▶ [SET TASK]:
Output every line exactly as written. Leave out pictures.

________________________________________

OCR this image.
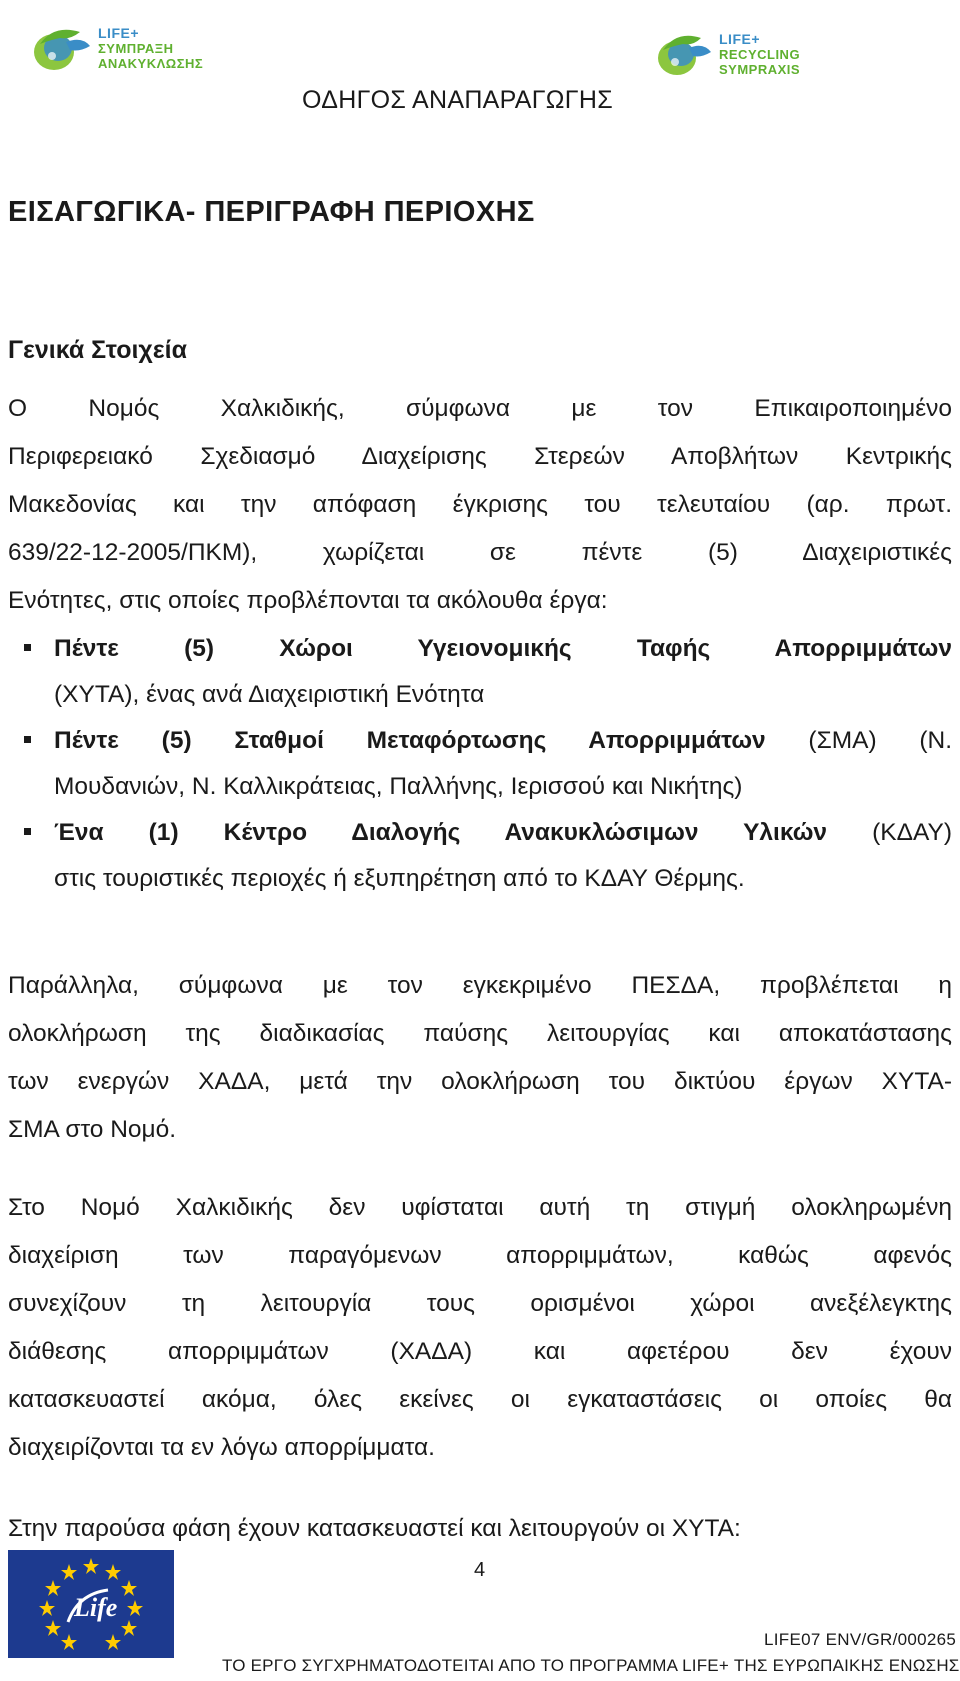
LIFE+
ΣΥΜΠΡΑΞΗ
ΑΝΑΚΥΚΛΩΣΗΣ
LIFE+
RECYCLING
SYMPRAXIS
ΟΔΗΓΟΣ ΑΝΑΠΑΡΑΓΩΓΗΣ
ΕΙΣΑΓΩΓΙΚΑ- ΠΕΡΙΓΡΑΦΗ ΠΕΡΙΟΧΗΣ
Γενικά Στοιχεία
Ο Νομός Χαλκιδικής, σύμφωνα με τον Επικαιροποιημένο
Περιφερειακό Σχεδιασμό Διαχείρισης Στερεών Αποβλήτων Κεντρικής
Μακεδονίας και την απόφαση έγκρισης του τελευταίου (αρ. πρωτ.
639/22-12-2005/ΠΚΜ), χωρίζεται σε πέντε (5) Διαχειριστικές
Ενότητες, στις οποίες προβλέπονται τα ακόλουθα έργα:
Πέντε (5) Χώροι Υγειονομικής Ταφής Απορριμμάτων
(ΧΥΤΑ), ένας ανά Διαχειριστική Ενότητα
Πέντε (5) Σταθμοί Μεταφόρτωσης Απορριμμάτων (ΣΜΑ) (Ν.
Μουδανιών, Ν. Καλλικράτειας, Παλλήνης, Ιερισσού και Νικήτης)
Ένα (1) Κέντρο Διαλογής Ανακυκλώσιμων Υλικών (ΚΔΑΥ)
στις τουριστικές περιοχές ή εξυπηρέτηση από το ΚΔΑΥ Θέρμης.
Παράλληλα, σύμφωνα με τον εγκεκριμένο ΠΕΣΔΑ, προβλέπεται η
ολοκλήρωση της διαδικασίας παύσης λειτουργίας και αποκατάστασης
των ενεργών ΧΑΔΑ, μετά την ολοκλήρωση του δικτύου έργων ΧΥΤΑ-
ΣΜΑ στο Νομό.
Στο Νομό Χαλκιδικής δεν υφίσταται αυτή τη στιγμή ολοκληρωμένη
διαχείριση των παραγόμενων απορριμμάτων, καθώς αφενός
συνεχίζουν τη λειτουργία τους ορισμένοι χώροι ανεξέλεγκτης
διάθεσης απορριμμάτων (ΧΑΔΑ) και αφετέρου δεν έχουν
κατασκευαστεί ακόμα, όλες εκείνες οι εγκαταστάσεις οι οποίες θα
διαχειρίζονται τα εν λόγω απορρίμματα.
Στην παρούσα φάση έχουν κατασκευαστεί και λειτουργούν οι ΧΥΤΑ:
4
Life
LIFE07 ENV/GR/000265
ΤΟ ΕΡΓΟ ΣΥΓΧΡΗΜΑΤΟΔΟΤΕΙΤΑΙ ΑΠΟ ΤΟ ΠΡΟΓΡΑΜΜΑ LIFE+ ΤΗΣ ΕΥΡΩΠΑΙΚΗΣ ΕΝΩΣΗΣ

________________________________________

▶ [REPLY TO THE TASK]:
OCR this image.
LIFE+
ΣΥΜΠΡΑΞΗ
ΑΝΑΚΥΚΛΩΣΗΣ
LIFE+
RECYCLING
SYMPRAXIS
ΟΔΗΓΟΣ ΑΝΑΠΑΡΑΓΩΓΗΣ
ΕΙΣΑΓΩΓΙΚΑ- ΠΕΡΙΓΡΑΦΗ ΠΕΡΙΟΧΗΣ
Γενικά Στοιχεία
Ο Νομός Χαλκιδικής, σύμφωνα με τον Επικαιροποιημένο
Περιφερειακό Σχεδιασμό Διαχείρισης Στερεών Αποβλήτων Κεντρικής
Μακεδονίας και την απόφαση έγκρισης του τελευταίου (αρ. πρωτ.
639/22-12-2005/ΠΚΜ), χωρίζεται σε πέντε (5) Διαχειριστικές
Ενότητες, στις οποίες προβλέπονται τα ακόλουθα έργα:
Πέντε (5) Χώροι Υγειονομικής Ταφής Απορριμμάτων
(ΧΥΤΑ), ένας ανά Διαχειριστική Ενότητα
Πέντε (5) Σταθμοί Μεταφόρτωσης Απορριμμάτων (ΣΜΑ) (Ν.
Μουδανιών, Ν. Καλλικράτειας, Παλλήνης, Ιερισσού και Νικήτης)
Ένα (1) Κέντρο Διαλογής Ανακυκλώσιμων Υλικών (ΚΔΑΥ)
στις τουριστικές περιοχές ή εξυπηρέτηση από το ΚΔΑΥ Θέρμης.
Παράλληλα, σύμφωνα με τον εγκεκριμένο ΠΕΣΔΑ, προβλέπεται η
ολοκλήρωση της διαδικασίας παύσης λειτουργίας και αποκατάστασης
των ενεργών ΧΑΔΑ, μετά την ολοκλήρωση του δικτύου έργων ΧΥΤΑ-
ΣΜΑ στο Νομό.
Στο Νομό Χαλκιδικής δεν υφίσταται αυτή τη στιγμή ολοκληρωμένη
διαχείριση των παραγόμενων απορριμμάτων, καθώς αφενός
συνεχίζουν τη λειτουργία τους ορισμένοι χώροι ανεξέλεγκτης
διάθεσης απορριμμάτων (ΧΑΔΑ) και αφετέρου δεν έχουν
κατασκευαστεί ακόμα, όλες εκείνες οι εγκαταστάσεις οι οποίες θα
διαχειρίζονται τα εν λόγω απορρίμματα.
Στην παρούσα φάση έχουν κατασκευαστεί και λειτουργούν οι ΧΥΤΑ:
4
Life
LIFE07 ENV/GR/000265
ΤΟ ΕΡΓΟ ΣΥΓΧΡΗΜΑΤΟΔΟΤΕΙΤΑΙ ΑΠΟ ΤΟ ΠΡΟΓΡΑΜΜΑ LIFE+ ΤΗΣ ΕΥΡΩΠΑΙΚΗΣ ΕΝΩΣΗΣ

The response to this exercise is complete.